Your goal >> Write out all the lines again, precisely as they stand, but without the images.

** BEGIN Input for this task **

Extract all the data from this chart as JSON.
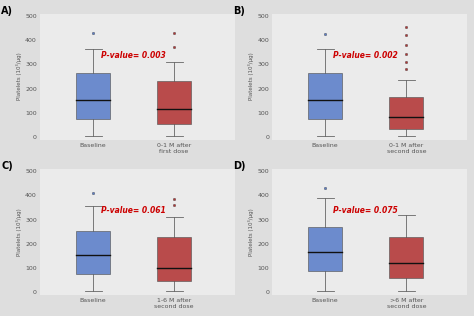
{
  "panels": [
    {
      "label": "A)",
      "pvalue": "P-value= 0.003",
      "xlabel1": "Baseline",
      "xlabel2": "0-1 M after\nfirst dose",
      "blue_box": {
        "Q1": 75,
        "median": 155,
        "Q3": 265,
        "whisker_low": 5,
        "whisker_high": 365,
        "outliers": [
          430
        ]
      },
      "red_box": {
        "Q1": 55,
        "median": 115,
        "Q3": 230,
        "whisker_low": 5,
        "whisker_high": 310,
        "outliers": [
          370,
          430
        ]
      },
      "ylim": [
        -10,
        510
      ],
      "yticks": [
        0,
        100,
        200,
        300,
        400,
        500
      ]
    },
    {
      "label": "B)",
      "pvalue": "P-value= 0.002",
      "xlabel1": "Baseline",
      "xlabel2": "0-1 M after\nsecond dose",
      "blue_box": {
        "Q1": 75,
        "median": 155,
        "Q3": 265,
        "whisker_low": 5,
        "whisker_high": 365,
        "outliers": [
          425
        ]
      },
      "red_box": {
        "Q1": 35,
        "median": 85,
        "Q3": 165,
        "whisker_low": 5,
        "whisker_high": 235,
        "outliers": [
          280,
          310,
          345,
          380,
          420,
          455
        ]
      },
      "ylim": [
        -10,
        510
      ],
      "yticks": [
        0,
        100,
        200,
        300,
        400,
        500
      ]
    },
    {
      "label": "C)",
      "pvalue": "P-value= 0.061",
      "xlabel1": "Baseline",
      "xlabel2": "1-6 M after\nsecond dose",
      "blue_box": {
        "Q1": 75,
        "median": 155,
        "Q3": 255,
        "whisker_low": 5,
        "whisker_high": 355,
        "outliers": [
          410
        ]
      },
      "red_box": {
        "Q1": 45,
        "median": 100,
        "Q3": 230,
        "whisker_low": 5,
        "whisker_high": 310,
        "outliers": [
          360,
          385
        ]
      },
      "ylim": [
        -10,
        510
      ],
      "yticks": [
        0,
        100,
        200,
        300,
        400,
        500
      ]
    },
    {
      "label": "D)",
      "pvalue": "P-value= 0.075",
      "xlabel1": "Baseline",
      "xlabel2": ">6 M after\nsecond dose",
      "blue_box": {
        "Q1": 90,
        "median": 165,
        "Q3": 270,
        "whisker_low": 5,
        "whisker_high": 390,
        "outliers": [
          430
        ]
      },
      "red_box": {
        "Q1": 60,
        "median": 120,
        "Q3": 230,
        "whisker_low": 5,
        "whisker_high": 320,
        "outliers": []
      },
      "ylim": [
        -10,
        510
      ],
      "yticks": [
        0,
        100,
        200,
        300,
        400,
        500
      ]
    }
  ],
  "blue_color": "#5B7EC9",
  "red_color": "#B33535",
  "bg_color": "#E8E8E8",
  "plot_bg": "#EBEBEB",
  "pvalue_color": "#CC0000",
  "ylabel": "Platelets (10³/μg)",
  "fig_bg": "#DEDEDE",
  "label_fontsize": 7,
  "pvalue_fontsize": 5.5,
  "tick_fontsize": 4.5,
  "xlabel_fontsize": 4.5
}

** END Input for this task **

Full answer >>
Extract all the data from this chart as JSON.
{
  "panels": [
    {
      "label": "A)",
      "pvalue": "P-value= 0.003",
      "xlabel1": "Baseline",
      "xlabel2": "0-1 M after\nfirst dose",
      "blue_box": {
        "Q1": 75,
        "median": 155,
        "Q3": 265,
        "whisker_low": 5,
        "whisker_high": 365,
        "outliers": [
          430
        ]
      },
      "red_box": {
        "Q1": 55,
        "median": 115,
        "Q3": 230,
        "whisker_low": 5,
        "whisker_high": 310,
        "outliers": [
          370,
          430
        ]
      },
      "ylim": [
        -10,
        510
      ],
      "yticks": [
        0,
        100,
        200,
        300,
        400,
        500
      ]
    },
    {
      "label": "B)",
      "pvalue": "P-value= 0.002",
      "xlabel1": "Baseline",
      "xlabel2": "0-1 M after\nsecond dose",
      "blue_box": {
        "Q1": 75,
        "median": 155,
        "Q3": 265,
        "whisker_low": 5,
        "whisker_high": 365,
        "outliers": [
          425
        ]
      },
      "red_box": {
        "Q1": 35,
        "median": 85,
        "Q3": 165,
        "whisker_low": 5,
        "whisker_high": 235,
        "outliers": [
          280,
          310,
          345,
          380,
          420,
          455
        ]
      },
      "ylim": [
        -10,
        510
      ],
      "yticks": [
        0,
        100,
        200,
        300,
        400,
        500
      ]
    },
    {
      "label": "C)",
      "pvalue": "P-value= 0.061",
      "xlabel1": "Baseline",
      "xlabel2": "1-6 M after\nsecond dose",
      "blue_box": {
        "Q1": 75,
        "median": 155,
        "Q3": 255,
        "whisker_low": 5,
        "whisker_high": 355,
        "outliers": [
          410
        ]
      },
      "red_box": {
        "Q1": 45,
        "median": 100,
        "Q3": 230,
        "whisker_low": 5,
        "whisker_high": 310,
        "outliers": [
          360,
          385
        ]
      },
      "ylim": [
        -10,
        510
      ],
      "yticks": [
        0,
        100,
        200,
        300,
        400,
        500
      ]
    },
    {
      "label": "D)",
      "pvalue": "P-value= 0.075",
      "xlabel1": "Baseline",
      "xlabel2": ">6 M after\nsecond dose",
      "blue_box": {
        "Q1": 90,
        "median": 165,
        "Q3": 270,
        "whisker_low": 5,
        "whisker_high": 390,
        "outliers": [
          430
        ]
      },
      "red_box": {
        "Q1": 60,
        "median": 120,
        "Q3": 230,
        "whisker_low": 5,
        "whisker_high": 320,
        "outliers": []
      },
      "ylim": [
        -10,
        510
      ],
      "yticks": [
        0,
        100,
        200,
        300,
        400,
        500
      ]
    }
  ],
  "blue_color": "#5B7EC9",
  "red_color": "#B33535",
  "bg_color": "#E8E8E8",
  "plot_bg": "#EBEBEB",
  "pvalue_color": "#CC0000",
  "ylabel": "Platelets (10³/μg)",
  "fig_bg": "#DEDEDE",
  "label_fontsize": 7,
  "pvalue_fontsize": 5.5,
  "tick_fontsize": 4.5,
  "xlabel_fontsize": 4.5
}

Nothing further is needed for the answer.